[Rows from a figure dataset]

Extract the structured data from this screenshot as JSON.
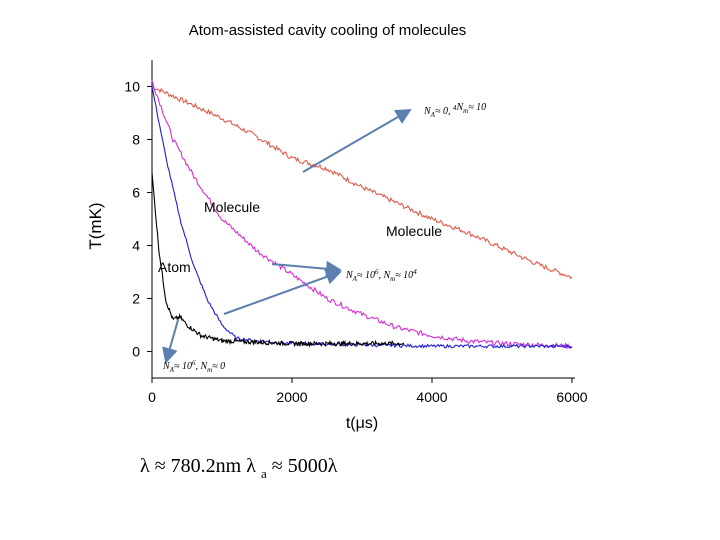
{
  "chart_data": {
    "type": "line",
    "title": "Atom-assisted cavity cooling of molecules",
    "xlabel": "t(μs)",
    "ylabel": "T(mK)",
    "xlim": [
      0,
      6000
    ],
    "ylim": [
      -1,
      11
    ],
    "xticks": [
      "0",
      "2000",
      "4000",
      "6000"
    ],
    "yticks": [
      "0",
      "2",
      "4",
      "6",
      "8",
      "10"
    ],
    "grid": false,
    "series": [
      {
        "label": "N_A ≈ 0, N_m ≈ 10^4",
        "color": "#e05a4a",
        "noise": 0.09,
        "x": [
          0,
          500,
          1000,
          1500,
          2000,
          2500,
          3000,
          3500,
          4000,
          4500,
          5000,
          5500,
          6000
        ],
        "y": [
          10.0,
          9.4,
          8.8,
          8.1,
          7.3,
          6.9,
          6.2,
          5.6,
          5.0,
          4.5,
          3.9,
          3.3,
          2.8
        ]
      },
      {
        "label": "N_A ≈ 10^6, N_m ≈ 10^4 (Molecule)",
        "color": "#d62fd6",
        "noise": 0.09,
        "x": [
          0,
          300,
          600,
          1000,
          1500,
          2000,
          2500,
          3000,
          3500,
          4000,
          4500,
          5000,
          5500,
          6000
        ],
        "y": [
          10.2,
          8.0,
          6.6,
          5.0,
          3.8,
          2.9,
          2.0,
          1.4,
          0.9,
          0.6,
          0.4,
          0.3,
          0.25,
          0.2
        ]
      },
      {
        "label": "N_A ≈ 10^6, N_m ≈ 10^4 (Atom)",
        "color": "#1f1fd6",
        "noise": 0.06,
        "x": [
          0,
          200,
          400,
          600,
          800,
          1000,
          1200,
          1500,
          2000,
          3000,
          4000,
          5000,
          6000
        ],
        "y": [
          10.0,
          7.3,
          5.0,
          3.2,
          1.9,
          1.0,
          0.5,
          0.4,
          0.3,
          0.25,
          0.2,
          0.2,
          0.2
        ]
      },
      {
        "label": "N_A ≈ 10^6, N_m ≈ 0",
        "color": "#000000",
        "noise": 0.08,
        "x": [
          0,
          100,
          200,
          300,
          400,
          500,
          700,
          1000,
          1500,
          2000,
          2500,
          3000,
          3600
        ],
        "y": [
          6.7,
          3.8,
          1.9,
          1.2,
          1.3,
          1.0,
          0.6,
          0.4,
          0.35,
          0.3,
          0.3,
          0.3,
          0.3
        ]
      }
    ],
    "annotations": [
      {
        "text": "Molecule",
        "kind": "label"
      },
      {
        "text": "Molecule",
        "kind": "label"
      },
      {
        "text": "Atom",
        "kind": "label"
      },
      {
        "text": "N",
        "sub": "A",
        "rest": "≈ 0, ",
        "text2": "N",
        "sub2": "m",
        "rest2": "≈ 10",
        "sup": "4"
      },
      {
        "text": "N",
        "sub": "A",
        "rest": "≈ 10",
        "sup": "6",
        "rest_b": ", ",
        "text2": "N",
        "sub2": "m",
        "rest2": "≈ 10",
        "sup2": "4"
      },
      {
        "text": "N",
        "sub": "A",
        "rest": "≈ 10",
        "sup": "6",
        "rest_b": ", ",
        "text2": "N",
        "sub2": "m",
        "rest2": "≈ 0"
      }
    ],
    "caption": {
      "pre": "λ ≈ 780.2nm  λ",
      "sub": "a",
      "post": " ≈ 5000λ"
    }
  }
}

» Direction
Write the entries above out in full, exactly, with no images.

» Task response
Extract the structured data from this screenshot as JSON.
{
  "chart_data": {
    "type": "line",
    "title": "Atom-assisted cavity cooling of molecules",
    "xlabel": "t(μs)",
    "ylabel": "T(mK)",
    "xlim": [
      0,
      6000
    ],
    "ylim": [
      -1,
      11
    ],
    "xticks": [
      "0",
      "2000",
      "4000",
      "6000"
    ],
    "yticks": [
      "0",
      "2",
      "4",
      "6",
      "8",
      "10"
    ],
    "grid": false,
    "series": [
      {
        "label": "N_A ≈ 0, N_m ≈ 10^4",
        "color": "#e05a4a",
        "noise": 0.09,
        "x": [
          0,
          500,
          1000,
          1500,
          2000,
          2500,
          3000,
          3500,
          4000,
          4500,
          5000,
          5500,
          6000
        ],
        "y": [
          10.0,
          9.4,
          8.8,
          8.1,
          7.3,
          6.9,
          6.2,
          5.6,
          5.0,
          4.5,
          3.9,
          3.3,
          2.8
        ]
      },
      {
        "label": "N_A ≈ 10^6, N_m ≈ 10^4 (Molecule)",
        "color": "#d62fd6",
        "noise": 0.09,
        "x": [
          0,
          300,
          600,
          1000,
          1500,
          2000,
          2500,
          3000,
          3500,
          4000,
          4500,
          5000,
          5500,
          6000
        ],
        "y": [
          10.2,
          8.0,
          6.6,
          5.0,
          3.8,
          2.9,
          2.0,
          1.4,
          0.9,
          0.6,
          0.4,
          0.3,
          0.25,
          0.2
        ]
      },
      {
        "label": "N_A ≈ 10^6, N_m ≈ 10^4 (Atom)",
        "color": "#1f1fd6",
        "noise": 0.06,
        "x": [
          0,
          200,
          400,
          600,
          800,
          1000,
          1200,
          1500,
          2000,
          3000,
          4000,
          5000,
          6000
        ],
        "y": [
          10.0,
          7.3,
          5.0,
          3.2,
          1.9,
          1.0,
          0.5,
          0.4,
          0.3,
          0.25,
          0.2,
          0.2,
          0.2
        ]
      },
      {
        "label": "N_A ≈ 10^6, N_m ≈ 0",
        "color": "#000000",
        "noise": 0.08,
        "x": [
          0,
          100,
          200,
          300,
          400,
          500,
          700,
          1000,
          1500,
          2000,
          2500,
          3000,
          3600
        ],
        "y": [
          6.7,
          3.8,
          1.9,
          1.2,
          1.3,
          1.0,
          0.6,
          0.4,
          0.35,
          0.3,
          0.3,
          0.3,
          0.3
        ]
      }
    ],
    "annotations": [
      {
        "text": "Molecule",
        "kind": "label"
      },
      {
        "text": "Molecule",
        "kind": "label"
      },
      {
        "text": "Atom",
        "kind": "label"
      },
      {
        "text": "N",
        "sub": "A",
        "rest": "≈ 0, ",
        "text2": "N",
        "sub2": "m",
        "rest2": "≈ 10",
        "sup": "4"
      },
      {
        "text": "N",
        "sub": "A",
        "rest": "≈ 10",
        "sup": "6",
        "rest_b": ", ",
        "text2": "N",
        "sub2": "m",
        "rest2": "≈ 10",
        "sup2": "4"
      },
      {
        "text": "N",
        "sub": "A",
        "rest": "≈ 10",
        "sup": "6",
        "rest_b": ", ",
        "text2": "N",
        "sub2": "m",
        "rest2": "≈ 0"
      }
    ],
    "caption": {
      "pre": "λ ≈ 780.2nm  λ",
      "sub": "a",
      "post": " ≈ 5000λ"
    }
  }
}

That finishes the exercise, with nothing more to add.